# Written task:
Set down, in full, every record in the block.

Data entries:
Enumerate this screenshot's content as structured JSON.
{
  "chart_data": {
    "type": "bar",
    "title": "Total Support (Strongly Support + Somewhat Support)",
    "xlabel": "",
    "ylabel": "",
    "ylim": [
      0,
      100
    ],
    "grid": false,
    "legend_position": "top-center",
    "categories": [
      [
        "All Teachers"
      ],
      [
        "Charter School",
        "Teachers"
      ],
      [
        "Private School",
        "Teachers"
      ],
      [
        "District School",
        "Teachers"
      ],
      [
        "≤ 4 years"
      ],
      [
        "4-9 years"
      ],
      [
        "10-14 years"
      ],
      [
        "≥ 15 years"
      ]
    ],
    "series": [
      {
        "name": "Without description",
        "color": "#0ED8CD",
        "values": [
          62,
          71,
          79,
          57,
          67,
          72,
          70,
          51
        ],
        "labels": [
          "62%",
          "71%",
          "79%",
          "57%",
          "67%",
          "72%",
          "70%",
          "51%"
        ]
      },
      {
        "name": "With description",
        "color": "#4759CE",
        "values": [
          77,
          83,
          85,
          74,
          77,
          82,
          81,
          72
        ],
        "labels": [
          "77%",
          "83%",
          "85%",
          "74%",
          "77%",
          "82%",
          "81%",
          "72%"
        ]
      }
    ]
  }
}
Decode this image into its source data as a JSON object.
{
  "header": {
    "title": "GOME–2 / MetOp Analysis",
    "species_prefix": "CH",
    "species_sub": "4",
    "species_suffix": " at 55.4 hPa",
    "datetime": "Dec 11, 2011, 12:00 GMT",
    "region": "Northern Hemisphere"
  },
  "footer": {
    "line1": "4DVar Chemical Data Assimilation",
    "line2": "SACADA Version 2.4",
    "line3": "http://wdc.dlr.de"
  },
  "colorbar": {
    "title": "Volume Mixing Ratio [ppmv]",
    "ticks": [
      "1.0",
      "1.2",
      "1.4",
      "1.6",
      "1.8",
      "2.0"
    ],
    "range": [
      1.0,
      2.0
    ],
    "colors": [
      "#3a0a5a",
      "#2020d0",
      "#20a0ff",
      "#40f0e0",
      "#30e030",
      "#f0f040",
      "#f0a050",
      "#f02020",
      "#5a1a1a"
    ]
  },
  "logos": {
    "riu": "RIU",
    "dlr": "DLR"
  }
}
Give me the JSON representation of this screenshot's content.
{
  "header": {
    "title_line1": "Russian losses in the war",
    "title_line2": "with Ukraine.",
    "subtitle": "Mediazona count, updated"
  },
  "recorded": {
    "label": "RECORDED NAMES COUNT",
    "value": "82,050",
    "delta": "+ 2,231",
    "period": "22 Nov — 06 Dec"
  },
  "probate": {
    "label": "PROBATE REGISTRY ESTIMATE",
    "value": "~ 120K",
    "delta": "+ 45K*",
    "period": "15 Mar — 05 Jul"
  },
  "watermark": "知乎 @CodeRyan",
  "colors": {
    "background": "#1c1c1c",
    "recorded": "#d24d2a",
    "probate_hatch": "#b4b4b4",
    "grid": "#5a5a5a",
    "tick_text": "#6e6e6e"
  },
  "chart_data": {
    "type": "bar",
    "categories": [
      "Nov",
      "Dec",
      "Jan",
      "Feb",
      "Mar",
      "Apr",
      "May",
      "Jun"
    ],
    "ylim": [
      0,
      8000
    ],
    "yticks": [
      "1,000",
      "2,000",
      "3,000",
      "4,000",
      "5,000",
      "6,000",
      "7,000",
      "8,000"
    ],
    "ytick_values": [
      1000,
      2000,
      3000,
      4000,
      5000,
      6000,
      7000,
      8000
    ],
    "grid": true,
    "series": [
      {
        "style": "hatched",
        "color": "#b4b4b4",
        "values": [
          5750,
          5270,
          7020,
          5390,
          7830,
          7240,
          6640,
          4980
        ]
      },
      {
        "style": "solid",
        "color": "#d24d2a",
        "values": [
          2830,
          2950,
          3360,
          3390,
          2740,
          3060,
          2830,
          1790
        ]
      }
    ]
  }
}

# Task output:
Enumerate this screenshot's content as structured JSON.
{
  "chart_data": {
    "type": "bar",
    "title": "Total Support (Strongly Support + Somewhat Support)",
    "xlabel": "",
    "ylabel": "",
    "ylim": [
      0,
      100
    ],
    "grid": false,
    "legend_position": "top-center",
    "categories": [
      [
        "All Teachers"
      ],
      [
        "Charter School",
        "Teachers"
      ],
      [
        "Private School",
        "Teachers"
      ],
      [
        "District School",
        "Teachers"
      ],
      [
        "≤ 4 years"
      ],
      [
        "4-9 years"
      ],
      [
        "10-14 years"
      ],
      [
        "≥ 15 years"
      ]
    ],
    "series": [
      {
        "name": "Without description",
        "color": "#0ED8CD",
        "values": [
          62,
          71,
          79,
          57,
          67,
          72,
          70,
          51
        ],
        "labels": [
          "62%",
          "71%",
          "79%",
          "57%",
          "67%",
          "72%",
          "70%",
          "51%"
        ]
      },
      {
        "name": "With description",
        "color": "#4759CE",
        "values": [
          77,
          83,
          85,
          74,
          77,
          82,
          81,
          72
        ],
        "labels": [
          "77%",
          "83%",
          "85%",
          "74%",
          "77%",
          "82%",
          "81%",
          "72%"
        ]
      }
    ]
  }
}
Decode this image into its source data as a JSON object.
{
  "header": {
    "title": "GOME–2 / MetOp Analysis",
    "species_prefix": "CH",
    "species_sub": "4",
    "species_suffix": " at 55.4 hPa",
    "datetime": "Dec 11, 2011, 12:00 GMT",
    "region": "Northern Hemisphere"
  },
  "footer": {
    "line1": "4DVar Chemical Data Assimilation",
    "line2": "SACADA Version 2.4",
    "line3": "http://wdc.dlr.de"
  },
  "colorbar": {
    "title": "Volume Mixing Ratio [ppmv]",
    "ticks": [
      "1.0",
      "1.2",
      "1.4",
      "1.6",
      "1.8",
      "2.0"
    ],
    "range": [
      1.0,
      2.0
    ],
    "colors": [
      "#3a0a5a",
      "#2020d0",
      "#20a0ff",
      "#40f0e0",
      "#30e030",
      "#f0f040",
      "#f0a050",
      "#f02020",
      "#5a1a1a"
    ]
  },
  "logos": {
    "riu": "RIU",
    "dlr": "DLR"
  }
}
Give me the JSON representation of this screenshot's content.
{
  "header": {
    "title_line1": "Russian losses in the war",
    "title_line2": "with Ukraine.",
    "subtitle": "Mediazona count, updated"
  },
  "recorded": {
    "label": "RECORDED NAMES COUNT",
    "value": "82,050",
    "delta": "+ 2,231",
    "period": "22 Nov — 06 Dec"
  },
  "probate": {
    "label": "PROBATE REGISTRY ESTIMATE",
    "value": "~ 120K",
    "delta": "+ 45K*",
    "period": "15 Mar — 05 Jul"
  },
  "watermark": "知乎 @CodeRyan",
  "colors": {
    "background": "#1c1c1c",
    "recorded": "#d24d2a",
    "probate_hatch": "#b4b4b4",
    "grid": "#5a5a5a",
    "tick_text": "#6e6e6e"
  },
  "chart_data": {
    "type": "bar",
    "categories": [
      "Nov",
      "Dec",
      "Jan",
      "Feb",
      "Mar",
      "Apr",
      "May",
      "Jun"
    ],
    "ylim": [
      0,
      8000
    ],
    "yticks": [
      "1,000",
      "2,000",
      "3,000",
      "4,000",
      "5,000",
      "6,000",
      "7,000",
      "8,000"
    ],
    "ytick_values": [
      1000,
      2000,
      3000,
      4000,
      5000,
      6000,
      7000,
      8000
    ],
    "grid": true,
    "series": [
      {
        "style": "hatched",
        "color": "#b4b4b4",
        "values": [
          5750,
          5270,
          7020,
          5390,
          7830,
          7240,
          6640,
          4980
        ]
      },
      {
        "style": "solid",
        "color": "#d24d2a",
        "values": [
          2830,
          2950,
          3360,
          3390,
          2740,
          3060,
          2830,
          1790
        ]
      }
    ]
  }
}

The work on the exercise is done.